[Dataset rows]
━━━━━━━━

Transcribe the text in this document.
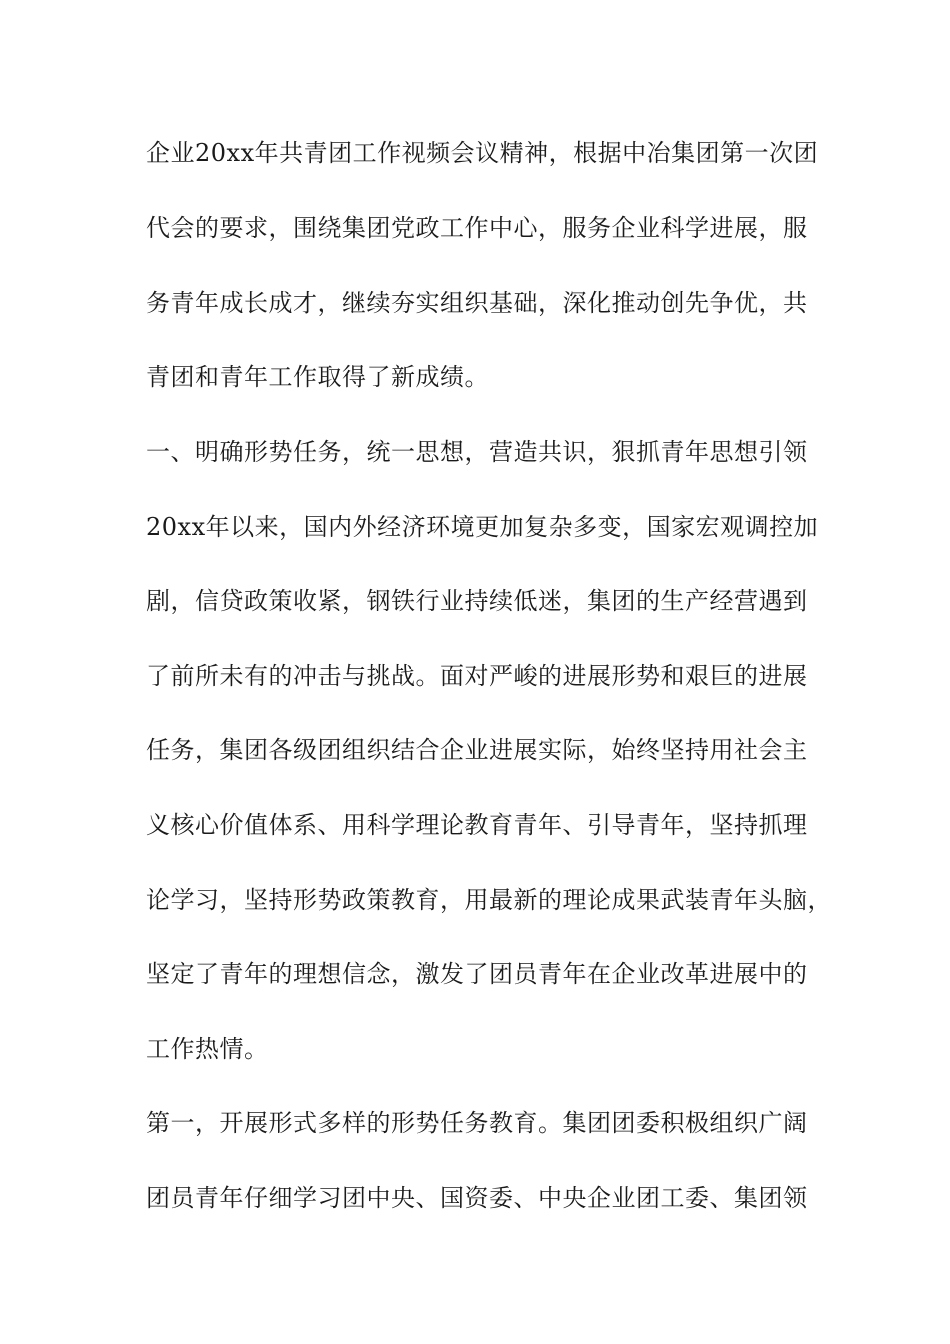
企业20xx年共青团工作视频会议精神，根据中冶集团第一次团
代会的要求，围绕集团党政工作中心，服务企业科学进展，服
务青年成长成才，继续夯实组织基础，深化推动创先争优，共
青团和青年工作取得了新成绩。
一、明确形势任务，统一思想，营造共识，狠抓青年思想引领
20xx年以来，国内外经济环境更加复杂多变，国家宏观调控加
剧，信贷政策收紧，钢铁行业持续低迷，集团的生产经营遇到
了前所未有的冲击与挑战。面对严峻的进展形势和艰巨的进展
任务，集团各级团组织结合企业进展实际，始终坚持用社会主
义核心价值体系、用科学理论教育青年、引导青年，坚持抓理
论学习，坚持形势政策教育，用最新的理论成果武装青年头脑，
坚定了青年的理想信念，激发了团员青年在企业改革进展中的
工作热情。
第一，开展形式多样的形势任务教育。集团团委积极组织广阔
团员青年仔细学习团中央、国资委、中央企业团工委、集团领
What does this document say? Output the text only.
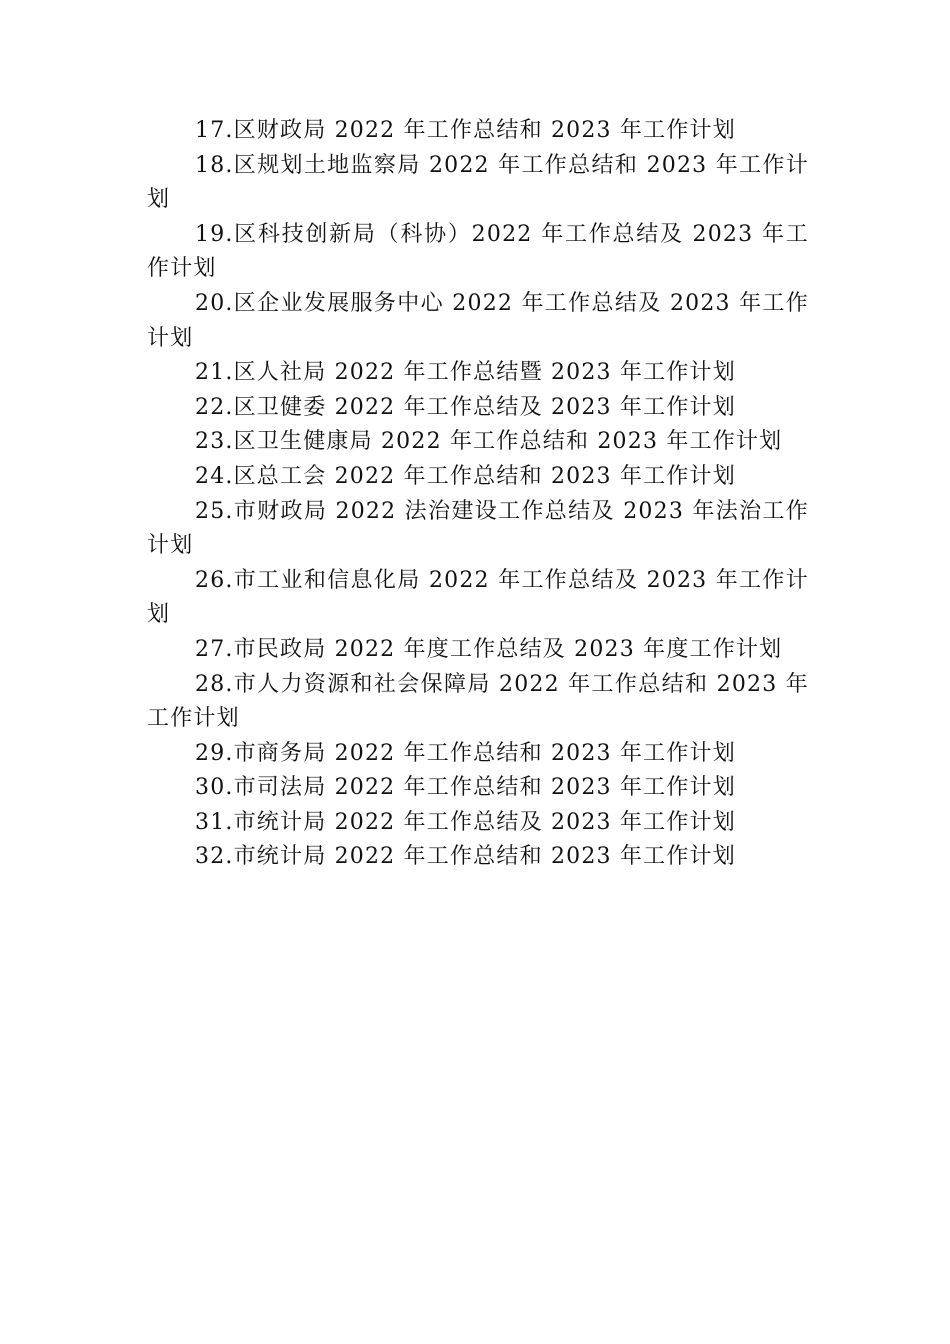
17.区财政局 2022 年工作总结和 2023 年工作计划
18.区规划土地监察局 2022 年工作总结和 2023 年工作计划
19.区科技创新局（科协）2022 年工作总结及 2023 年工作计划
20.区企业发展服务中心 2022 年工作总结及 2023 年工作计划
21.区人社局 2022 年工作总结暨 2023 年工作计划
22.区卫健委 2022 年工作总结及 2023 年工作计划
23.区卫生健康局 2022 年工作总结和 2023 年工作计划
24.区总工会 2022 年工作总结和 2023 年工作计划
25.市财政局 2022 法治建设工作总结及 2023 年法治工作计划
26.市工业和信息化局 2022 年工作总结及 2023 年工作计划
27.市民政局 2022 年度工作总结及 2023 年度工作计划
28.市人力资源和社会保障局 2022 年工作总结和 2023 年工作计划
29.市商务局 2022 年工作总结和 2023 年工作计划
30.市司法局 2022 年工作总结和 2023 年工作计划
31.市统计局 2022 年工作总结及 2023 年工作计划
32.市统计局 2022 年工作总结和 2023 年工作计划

━━━━━━━━

## WRITTEN INSTRUCTION:
Leave out the pictures and transcribe everything else exactly.

## ANSWER IN FULL:
Transcribe the text in this document.
企业20xx年共青团工作视频会议精神，根据中冶集团第一次团
代会的要求，围绕集团党政工作中心，服务企业科学进展，服
务青年成长成才，继续夯实组织基础，深化推动创先争优，共
青团和青年工作取得了新成绩。
一、明确形势任务，统一思想，营造共识，狠抓青年思想引领
20xx年以来，国内外经济环境更加复杂多变，国家宏观调控加
剧，信贷政策收紧，钢铁行业持续低迷，集团的生产经营遇到
了前所未有的冲击与挑战。面对严峻的进展形势和艰巨的进展
任务，集团各级团组织结合企业进展实际，始终坚持用社会主
义核心价值体系、用科学理论教育青年、引导青年，坚持抓理
论学习，坚持形势政策教育，用最新的理论成果武装青年头脑，
坚定了青年的理想信念，激发了团员青年在企业改革进展中的
工作热情。
第一，开展形式多样的形势任务教育。集团团委积极组织广阔
团员青年仔细学习团中央、国资委、中央企业团工委、集团领
What does this document say? Output the text only.
17.区财政局 2022 年工作总结和 2023 年工作计划
18.区规划土地监察局 2022 年工作总结和 2023 年工作计划
19.区科技创新局（科协）2022 年工作总结及 2023 年工作计划
20.区企业发展服务中心 2022 年工作总结及 2023 年工作计划
21.区人社局 2022 年工作总结暨 2023 年工作计划
22.区卫健委 2022 年工作总结及 2023 年工作计划
23.区卫生健康局 2022 年工作总结和 2023 年工作计划
24.区总工会 2022 年工作总结和 2023 年工作计划
25.市财政局 2022 法治建设工作总结及 2023 年法治工作计划
26.市工业和信息化局 2022 年工作总结及 2023 年工作计划
27.市民政局 2022 年度工作总结及 2023 年度工作计划
28.市人力资源和社会保障局 2022 年工作总结和 2023 年工作计划
29.市商务局 2022 年工作总结和 2023 年工作计划
30.市司法局 2022 年工作总结和 2023 年工作计划
31.市统计局 2022 年工作总结及 2023 年工作计划
32.市统计局 2022 年工作总结和 2023 年工作计划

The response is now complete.